## WHAT THE EXERCISE ASKS
Your task is to repeat the entries word for word while leaving out the pictures.

━━━

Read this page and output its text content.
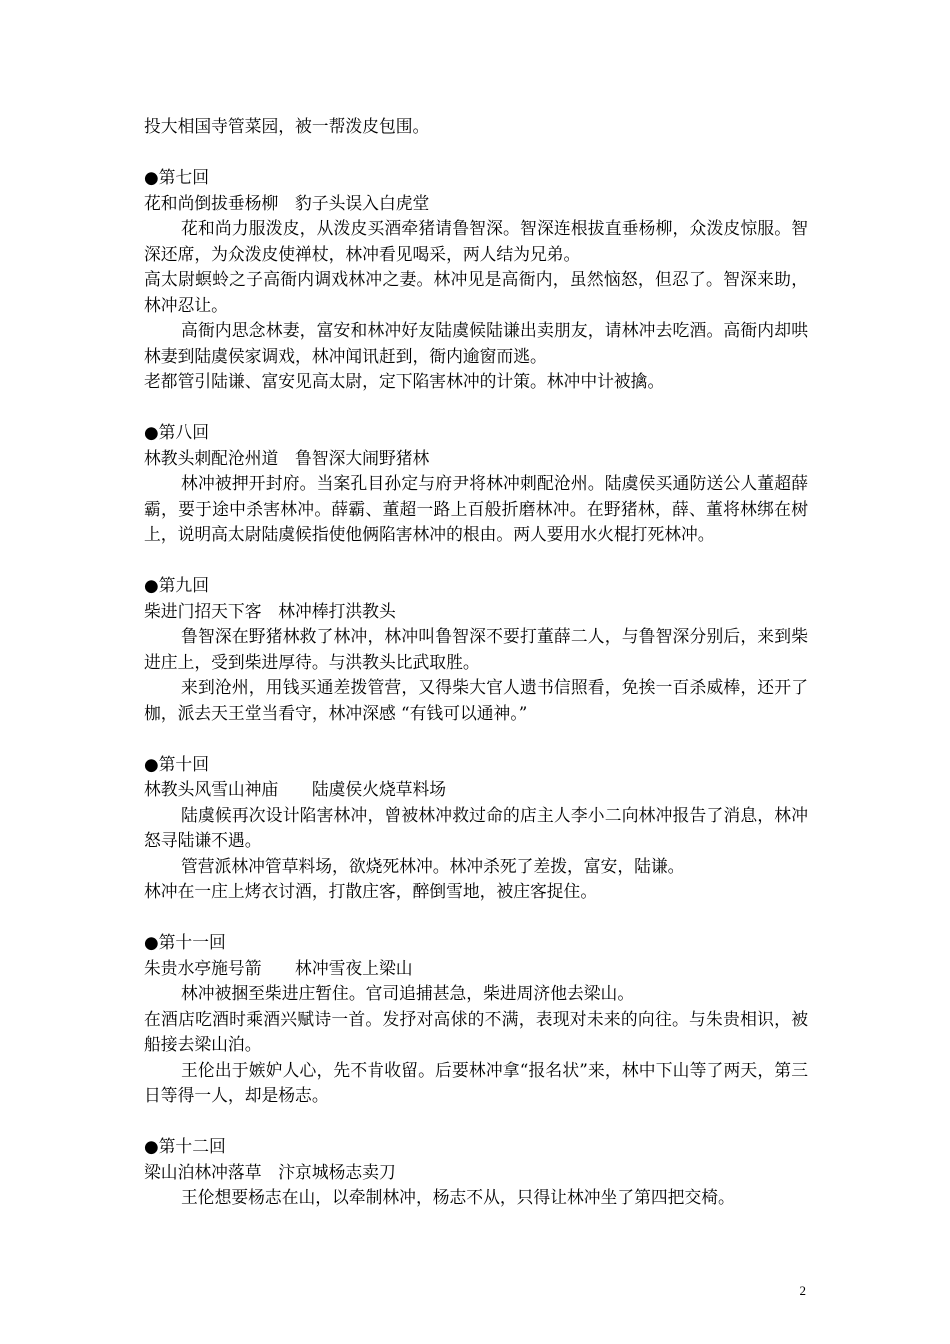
投大相国寺管菜园，被一帮泼皮包围。
●第七回
花和尚倒拔垂杨柳　豹子头误入白虎堂
花和尚力服泼皮，从泼皮买酒牵猪请鲁智深。智深连根拔直垂杨柳，众泼皮惊服。智深还席，为众泼皮使禅杖，林冲看见喝采，两人结为兄弟。
高太尉螟蛉之子高衙内调戏林冲之妻。林冲见是高衙内，虽然恼怒，但忍了。智深来助，林冲忍让。
高衙内思念林妻，富安和林冲好友陆虞候陆谦出卖朋友，请林冲去吃酒。高衙内却哄林妻到陆虞侯家调戏，林冲闻讯赶到，衙内逾窗而逃。
老都管引陆谦、富安见高太尉，定下陷害林冲的计策。林冲中计被擒。
●第八回
林教头刺配沧州道　鲁智深大闹野猪林
林冲被押开封府。当案孔目孙定与府尹将林冲刺配沧州。陆虞侯买通防送公人董超薛霸，要于途中杀害林冲。薛霸、董超一路上百般折磨林冲。在野猪林，薛、董将林绑在树上，说明高太尉陆虞候指使他俩陷害林冲的根由。两人要用水火棍打死林冲。
●第九回
柴进门招天下客　林冲棒打洪教头
鲁智深在野猪林救了林冲，林冲叫鲁智深不要打董薛二人，与鲁智深分别后，来到柴进庄上，受到柴进厚待。与洪教头比武取胜。
来到沧州，用钱买通差拨管营，又得柴大官人遗书信照看，免挨一百杀威棒，还开了枷，派去天王堂当看守，林冲深感 “有钱可以通神。”
●第十回
林教头风雪山神庙　　陆虞侯火烧草料场
陆虞候再次设计陷害林冲，曾被林冲救过命的店主人李小二向林冲报告了消息，林冲怒寻陆谦不遇。
管营派林冲管草料场，欲烧死林冲。林冲杀死了差拨，富安，陆谦。
林冲在一庄上烤衣讨酒，打散庄客，醉倒雪地，被庄客捉住。
●第十一回
朱贵水亭施号箭　　林冲雪夜上梁山
林冲被捆至柴进庄暂住。官司追捕甚急，柴进周济他去梁山。
在酒店吃酒时乘酒兴赋诗一首。发抒对高俅的不满，表现对未来的向往。与朱贵相识，被船接去梁山泊。
王伦出于嫉妒人心，先不肯收留。后要林冲拿“报名状”来，林中下山等了两天，第三日等得一人，却是杨志。
●第十二回
梁山泊林冲落草　汴京城杨志卖刀
王伦想要杨志在山，以牵制林冲，杨志不从，只得让林冲坐了第四把交椅。
2
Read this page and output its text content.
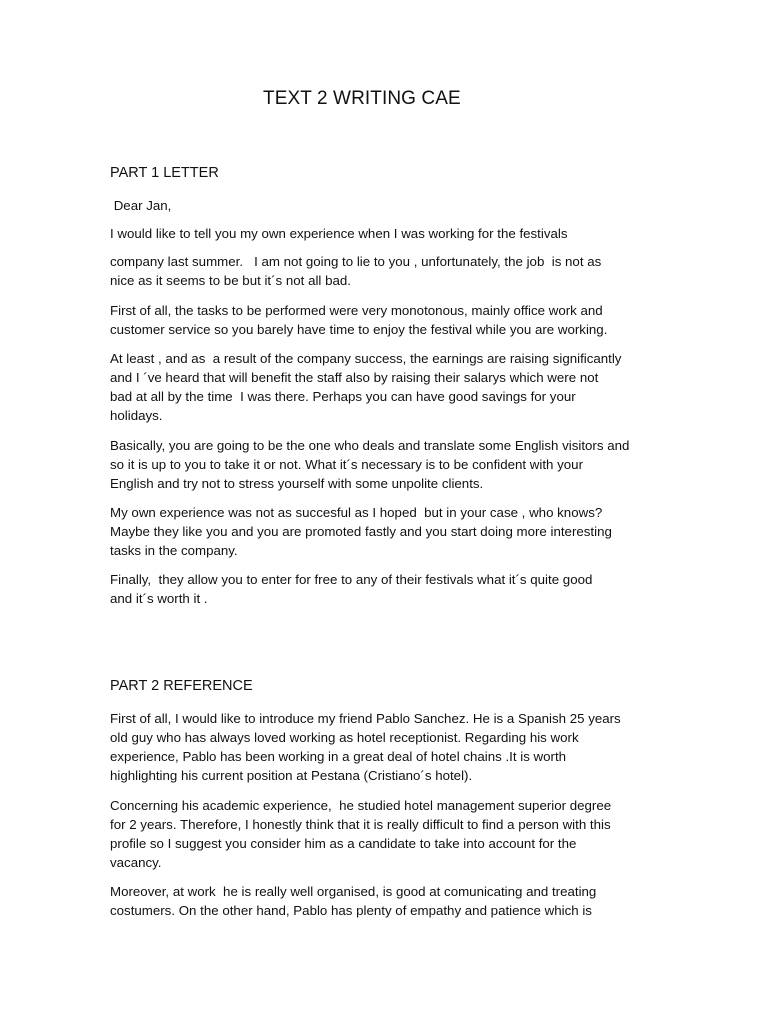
TEXT 2 WRITING CAE
PART 1 LETTER

Dear Jan,

I would like to tell you my own experience when I was working for the festivals

company last summer.   I am not going to lie to you , unfortunately, the job  is not as
nice as it seems to be but it´s not all bad.

First of all, the tasks to be performed were very monotonous, mainly office work and
customer service so you barely have time to enjoy the festival while you are working.

At least , and as  a result of the company success, the earnings are raising significantly
and I ´ve heard that will benefit the staff also by raising their salarys which were not
bad at all by the time  I was there. Perhaps you can have good savings for your
holidays.

Basically, you are going to be the one who deals and translate some English visitors and
so it is up to you to take it or not. What it´s necessary is to be confident with your
English and try not to stress yourself with some unpolite clients.

My own experience was not as succesful as I hoped  but in your case , who knows?
Maybe they like you and you are promoted fastly and you start doing more interesting
tasks in the company.

Finally,  they allow you to enter for free to any of their festivals what it´s quite good
and it´s worth it .

PART 2 REFERENCE

First of all, I would like to introduce my friend Pablo Sanchez. He is a Spanish 25 years
old guy who has always loved working as hotel receptionist. Regarding his work
experience, Pablo has been working in a great deal of hotel chains .It is worth
highlighting his current position at Pestana (Cristiano´s hotel).

Concerning his academic experience,  he studied hotel management superior degree
for 2 years. Therefore, I honestly think that it is really difficult to find a person with this
profile so I suggest you consider him as a candidate to take into account for the
vacancy.

Moreover, at work  he is really well organised, is good at comunicating and treating
costumers. On the other hand, Pablo has plenty of empathy and patience which is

━━━

## PROBLEM SOLUTION
Read this page and output its text content.
投大相国寺管菜园，被一帮泼皮包围。
●第七回
花和尚倒拔垂杨柳　豹子头误入白虎堂
花和尚力服泼皮，从泼皮买酒牵猪请鲁智深。智深连根拔直垂杨柳，众泼皮惊服。智深还席，为众泼皮使禅杖，林冲看见喝采，两人结为兄弟。
高太尉螟蛉之子高衙内调戏林冲之妻。林冲见是高衙内，虽然恼怒，但忍了。智深来助，林冲忍让。
高衙内思念林妻，富安和林冲好友陆虞候陆谦出卖朋友，请林冲去吃酒。高衙内却哄林妻到陆虞侯家调戏，林冲闻讯赶到，衙内逾窗而逃。
老都管引陆谦、富安见高太尉，定下陷害林冲的计策。林冲中计被擒。
●第八回
林教头刺配沧州道　鲁智深大闹野猪林
林冲被押开封府。当案孔目孙定与府尹将林冲刺配沧州。陆虞侯买通防送公人董超薛霸，要于途中杀害林冲。薛霸、董超一路上百般折磨林冲。在野猪林，薛、董将林绑在树上，说明高太尉陆虞候指使他俩陷害林冲的根由。两人要用水火棍打死林冲。
●第九回
柴进门招天下客　林冲棒打洪教头
鲁智深在野猪林救了林冲，林冲叫鲁智深不要打董薛二人，与鲁智深分别后，来到柴进庄上，受到柴进厚待。与洪教头比武取胜。
来到沧州，用钱买通差拨管营，又得柴大官人遗书信照看，免挨一百杀威棒，还开了枷，派去天王堂当看守，林冲深感 “有钱可以通神。”
●第十回
林教头风雪山神庙　　陆虞侯火烧草料场
陆虞候再次设计陷害林冲，曾被林冲救过命的店主人李小二向林冲报告了消息，林冲怒寻陆谦不遇。
管营派林冲管草料场，欲烧死林冲。林冲杀死了差拨，富安，陆谦。
林冲在一庄上烤衣讨酒，打散庄客，醉倒雪地，被庄客捉住。
●第十一回
朱贵水亭施号箭　　林冲雪夜上梁山
林冲被捆至柴进庄暂住。官司追捕甚急，柴进周济他去梁山。
在酒店吃酒时乘酒兴赋诗一首。发抒对高俅的不满，表现对未来的向往。与朱贵相识，被船接去梁山泊。
王伦出于嫉妒人心，先不肯收留。后要林冲拿“报名状”来，林中下山等了两天，第三日等得一人，却是杨志。
●第十二回
梁山泊林冲落草　汴京城杨志卖刀
王伦想要杨志在山，以牵制林冲，杨志不从，只得让林冲坐了第四把交椅。
2
Read this page and output its text content.
TEXT 2 WRITING CAE
PART 1 LETTER

Dear Jan,

I would like to tell you my own experience when I was working for the festivals

company last summer.   I am not going to lie to you , unfortunately, the job  is not as
nice as it seems to be but it´s not all bad.

First of all, the tasks to be performed were very monotonous, mainly office work and
customer service so you barely have time to enjoy the festival while you are working.

At least , and as  a result of the company success, the earnings are raising significantly
and I ´ve heard that will benefit the staff also by raising their salarys which were not
bad at all by the time  I was there. Perhaps you can have good savings for your
holidays.

Basically, you are going to be the one who deals and translate some English visitors and
so it is up to you to take it or not. What it´s necessary is to be confident with your
English and try not to stress yourself with some unpolite clients.

My own experience was not as succesful as I hoped  but in your case , who knows?
Maybe they like you and you are promoted fastly and you start doing more interesting
tasks in the company.

Finally,  they allow you to enter for free to any of their festivals what it´s quite good
and it´s worth it .

PART 2 REFERENCE

First of all, I would like to introduce my friend Pablo Sanchez. He is a Spanish 25 years
old guy who has always loved working as hotel receptionist. Regarding his work
experience, Pablo has been working in a great deal of hotel chains .It is worth
highlighting his current position at Pestana (Cristiano´s hotel).

Concerning his academic experience,  he studied hotel management superior degree
for 2 years. Therefore, I honestly think that it is really difficult to find a person with this
profile so I suggest you consider him as a candidate to take into account for the
vacancy.

Moreover, at work  he is really well organised, is good at comunicating and treating
costumers. On the other hand, Pablo has plenty of empathy and patience which is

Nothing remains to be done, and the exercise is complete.